Task to complete:
All lines holding the string "Positive" are to be shown.

----

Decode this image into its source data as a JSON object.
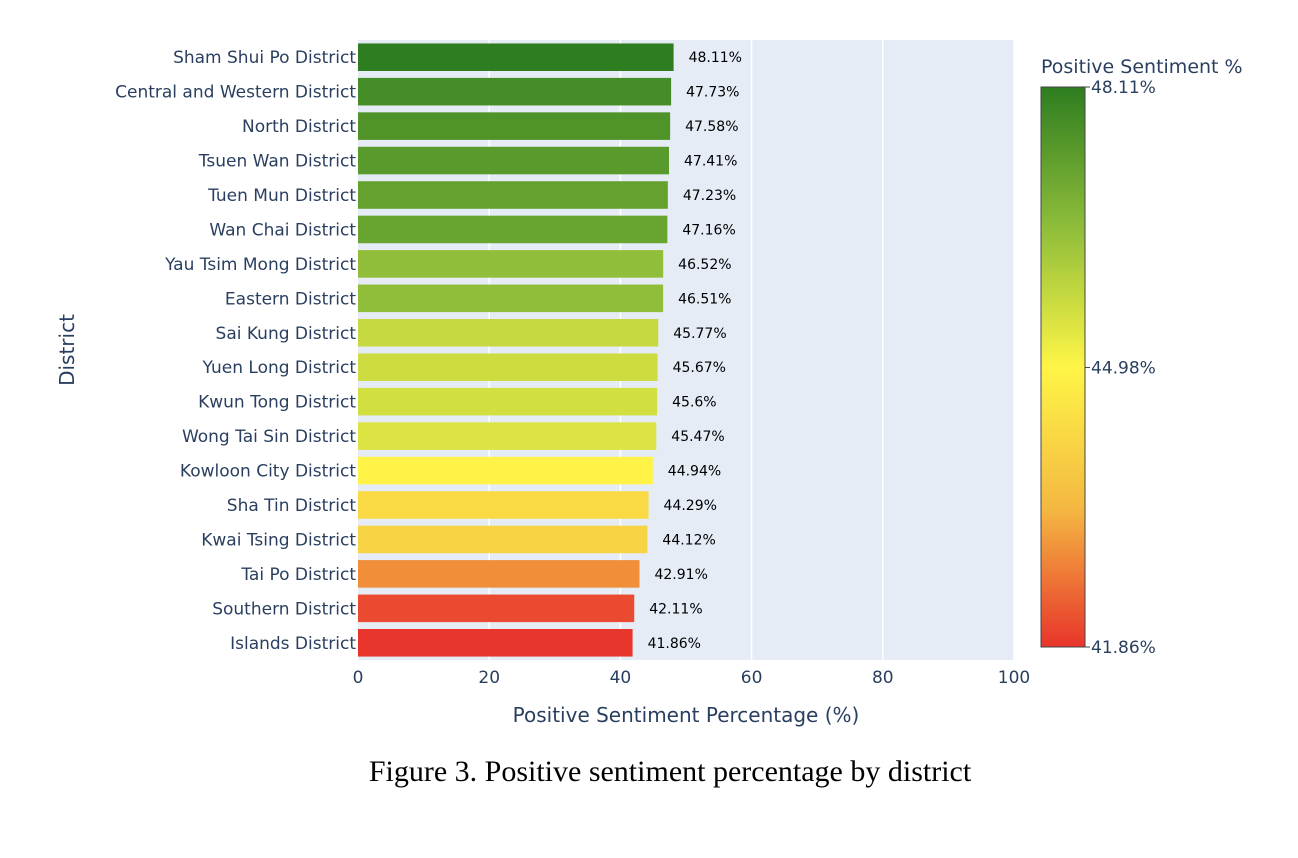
{
  "chart_data": {
    "type": "bar",
    "orientation": "horizontal",
    "xlabel": "Positive Sentiment Percentage (%)",
    "ylabel": "District",
    "xlim": [
      0,
      100
    ],
    "x_ticks": [
      0,
      20,
      40,
      60,
      80,
      100
    ],
    "grid": true,
    "categories": [
      "Sham Shui Po District",
      "Central and Western District",
      "North District",
      "Tsuen Wan District",
      "Tuen Mun District",
      "Wan Chai District",
      "Yau Tsim Mong District",
      "Eastern District",
      "Sai Kung District",
      "Yuen Long District",
      "Kwun Tong District",
      "Wong Tai Sin District",
      "Kowloon City District",
      "Sha Tin District",
      "Kwai Tsing District",
      "Tai Po District",
      "Southern District",
      "Islands District"
    ],
    "values": [
      48.11,
      47.73,
      47.58,
      47.41,
      47.23,
      47.16,
      46.52,
      46.51,
      45.77,
      45.67,
      45.6,
      45.47,
      44.94,
      44.29,
      44.12,
      42.91,
      42.11,
      41.86
    ],
    "data_labels": [
      "48.11%",
      "47.73%",
      "47.58%",
      "47.41%",
      "47.23%",
      "47.16%",
      "46.52%",
      "46.51%",
      "45.77%",
      "45.67%",
      "45.6%",
      "45.47%",
      "44.94%",
      "44.29%",
      "44.12%",
      "42.91%",
      "42.11%",
      "41.86%"
    ],
    "colorbar": {
      "title": "Positive Sentiment %",
      "min": 41.86,
      "max": 48.11,
      "tick_labels": [
        "48.11%",
        "44.98%",
        "41.86%"
      ],
      "tick_values": [
        48.11,
        44.98,
        41.86
      ],
      "colors": [
        "#e8352b",
        "#f4b942",
        "#fef546",
        "#c7df48",
        "#7cb342",
        "#2e7d20"
      ]
    },
    "plot_background": "#e5ecf6"
  },
  "caption": "Figure 3. Positive sentiment percentage by district"
}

----

Task output:
    "xlabel": "Positive Sentiment Percentage (%)",
      "title": "Positive Sentiment %",
  "caption": "Figure 3. Positive sentiment percentage by district"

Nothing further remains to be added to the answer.